Once the pictures are set aside, transcribe the remaining data exactly.

:: WORKING DATA ::

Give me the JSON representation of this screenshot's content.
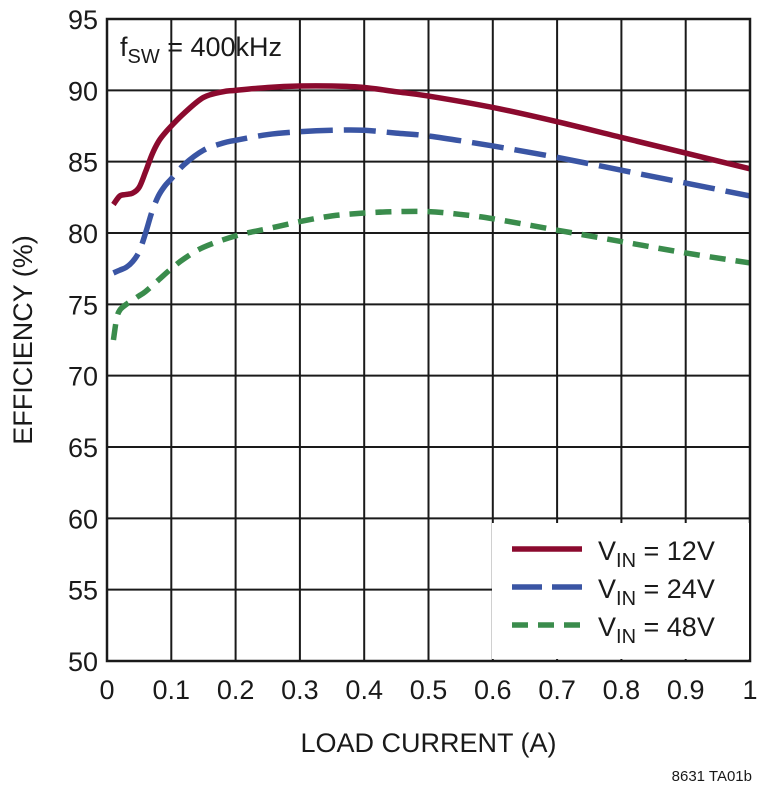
{
  "chart_data": {
    "type": "line",
    "title": "",
    "xlabel": "LOAD CURRENT (A)",
    "ylabel": "EFFICIENCY (%)",
    "xlim": [
      0,
      1
    ],
    "ylim": [
      50,
      95
    ],
    "x_ticks": [
      "0",
      "0.1",
      "0.2",
      "0.3",
      "0.4",
      "0.5",
      "0.6",
      "0.7",
      "0.8",
      "0.9",
      "1"
    ],
    "y_ticks": [
      "50",
      "55",
      "60",
      "65",
      "70",
      "75",
      "80",
      "85",
      "90",
      "95"
    ],
    "grid": true,
    "legend_position": "bottom-right",
    "annotation": {
      "main": "f",
      "sub": "SW",
      "rest": " = 400kHz"
    },
    "footnote": "8631 TA01b",
    "series": [
      {
        "name": "VIN = 12V",
        "label_main": "V",
        "label_sub": "IN",
        "label_rest": " = 12V",
        "color": "#8b0a2e",
        "dash": "solid",
        "x": [
          0.01,
          0.02,
          0.03,
          0.04,
          0.05,
          0.06,
          0.07,
          0.08,
          0.09,
          0.1,
          0.12,
          0.15,
          0.18,
          0.2,
          0.25,
          0.3,
          0.35,
          0.4,
          0.45,
          0.5,
          0.6,
          0.7,
          0.8,
          0.9,
          1.0
        ],
        "y": [
          82.0,
          82.6,
          82.7,
          82.8,
          83.2,
          84.3,
          85.5,
          86.4,
          87.0,
          87.5,
          88.4,
          89.5,
          89.9,
          90.0,
          90.2,
          90.3,
          90.3,
          90.2,
          89.9,
          89.6,
          88.8,
          87.8,
          86.7,
          85.6,
          84.5
        ]
      },
      {
        "name": "VIN = 24V",
        "label_main": "V",
        "label_sub": "IN",
        "label_rest": " = 24V",
        "color": "#3a55a4",
        "dash": "long",
        "x": [
          0.01,
          0.02,
          0.03,
          0.04,
          0.05,
          0.06,
          0.07,
          0.08,
          0.09,
          0.1,
          0.12,
          0.15,
          0.18,
          0.2,
          0.25,
          0.3,
          0.35,
          0.4,
          0.45,
          0.5,
          0.6,
          0.7,
          0.8,
          0.9,
          1.0
        ],
        "y": [
          77.2,
          77.4,
          77.6,
          78.0,
          78.7,
          80.0,
          81.5,
          82.6,
          83.3,
          83.8,
          84.8,
          85.8,
          86.3,
          86.5,
          86.9,
          87.1,
          87.2,
          87.2,
          87.0,
          86.8,
          86.1,
          85.3,
          84.4,
          83.5,
          82.6
        ]
      },
      {
        "name": "VIN = 48V",
        "label_main": "V",
        "label_sub": "IN",
        "label_rest": " = 48V",
        "color": "#3a8c4c",
        "dash": "short",
        "x": [
          0.01,
          0.015,
          0.02,
          0.03,
          0.04,
          0.05,
          0.06,
          0.08,
          0.1,
          0.12,
          0.15,
          0.2,
          0.25,
          0.3,
          0.35,
          0.4,
          0.45,
          0.5,
          0.55,
          0.6,
          0.7,
          0.8,
          0.9,
          1.0
        ],
        "y": [
          72.5,
          74.0,
          74.6,
          75.0,
          75.3,
          75.6,
          75.9,
          76.7,
          77.5,
          78.2,
          79.0,
          79.8,
          80.3,
          80.8,
          81.2,
          81.4,
          81.5,
          81.5,
          81.3,
          81.0,
          80.2,
          79.4,
          78.6,
          77.9
        ]
      }
    ]
  }
}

:::

**REPLY TO THE TASK**:
Give me the JSON representation of this screenshot's content.
{
  "chart_data": {
    "type": "line",
    "title": "",
    "xlabel": "LOAD CURRENT (A)",
    "ylabel": "EFFICIENCY (%)",
    "xlim": [
      0,
      1
    ],
    "ylim": [
      50,
      95
    ],
    "x_ticks": [
      "0",
      "0.1",
      "0.2",
      "0.3",
      "0.4",
      "0.5",
      "0.6",
      "0.7",
      "0.8",
      "0.9",
      "1"
    ],
    "y_ticks": [
      "50",
      "55",
      "60",
      "65",
      "70",
      "75",
      "80",
      "85",
      "90",
      "95"
    ],
    "grid": true,
    "legend_position": "bottom-right",
    "annotation": {
      "main": "f",
      "sub": "SW",
      "rest": " = 400kHz"
    },
    "footnote": "8631 TA01b",
    "series": [
      {
        "name": "VIN = 12V",
        "label_main": "V",
        "label_sub": "IN",
        "label_rest": " = 12V",
        "color": "#8b0a2e",
        "dash": "solid",
        "x": [
          0.01,
          0.02,
          0.03,
          0.04,
          0.05,
          0.06,
          0.07,
          0.08,
          0.09,
          0.1,
          0.12,
          0.15,
          0.18,
          0.2,
          0.25,
          0.3,
          0.35,
          0.4,
          0.45,
          0.5,
          0.6,
          0.7,
          0.8,
          0.9,
          1.0
        ],
        "y": [
          82.0,
          82.6,
          82.7,
          82.8,
          83.2,
          84.3,
          85.5,
          86.4,
          87.0,
          87.5,
          88.4,
          89.5,
          89.9,
          90.0,
          90.2,
          90.3,
          90.3,
          90.2,
          89.9,
          89.6,
          88.8,
          87.8,
          86.7,
          85.6,
          84.5
        ]
      },
      {
        "name": "VIN = 24V",
        "label_main": "V",
        "label_sub": "IN",
        "label_rest": " = 24V",
        "color": "#3a55a4",
        "dash": "long",
        "x": [
          0.01,
          0.02,
          0.03,
          0.04,
          0.05,
          0.06,
          0.07,
          0.08,
          0.09,
          0.1,
          0.12,
          0.15,
          0.18,
          0.2,
          0.25,
          0.3,
          0.35,
          0.4,
          0.45,
          0.5,
          0.6,
          0.7,
          0.8,
          0.9,
          1.0
        ],
        "y": [
          77.2,
          77.4,
          77.6,
          78.0,
          78.7,
          80.0,
          81.5,
          82.6,
          83.3,
          83.8,
          84.8,
          85.8,
          86.3,
          86.5,
          86.9,
          87.1,
          87.2,
          87.2,
          87.0,
          86.8,
          86.1,
          85.3,
          84.4,
          83.5,
          82.6
        ]
      },
      {
        "name": "VIN = 48V",
        "label_main": "V",
        "label_sub": "IN",
        "label_rest": " = 48V",
        "color": "#3a8c4c",
        "dash": "short",
        "x": [
          0.01,
          0.015,
          0.02,
          0.03,
          0.04,
          0.05,
          0.06,
          0.08,
          0.1,
          0.12,
          0.15,
          0.2,
          0.25,
          0.3,
          0.35,
          0.4,
          0.45,
          0.5,
          0.55,
          0.6,
          0.7,
          0.8,
          0.9,
          1.0
        ],
        "y": [
          72.5,
          74.0,
          74.6,
          75.0,
          75.3,
          75.6,
          75.9,
          76.7,
          77.5,
          78.2,
          79.0,
          79.8,
          80.3,
          80.8,
          81.2,
          81.4,
          81.5,
          81.5,
          81.3,
          81.0,
          80.2,
          79.4,
          78.6,
          77.9
        ]
      }
    ]
  }
}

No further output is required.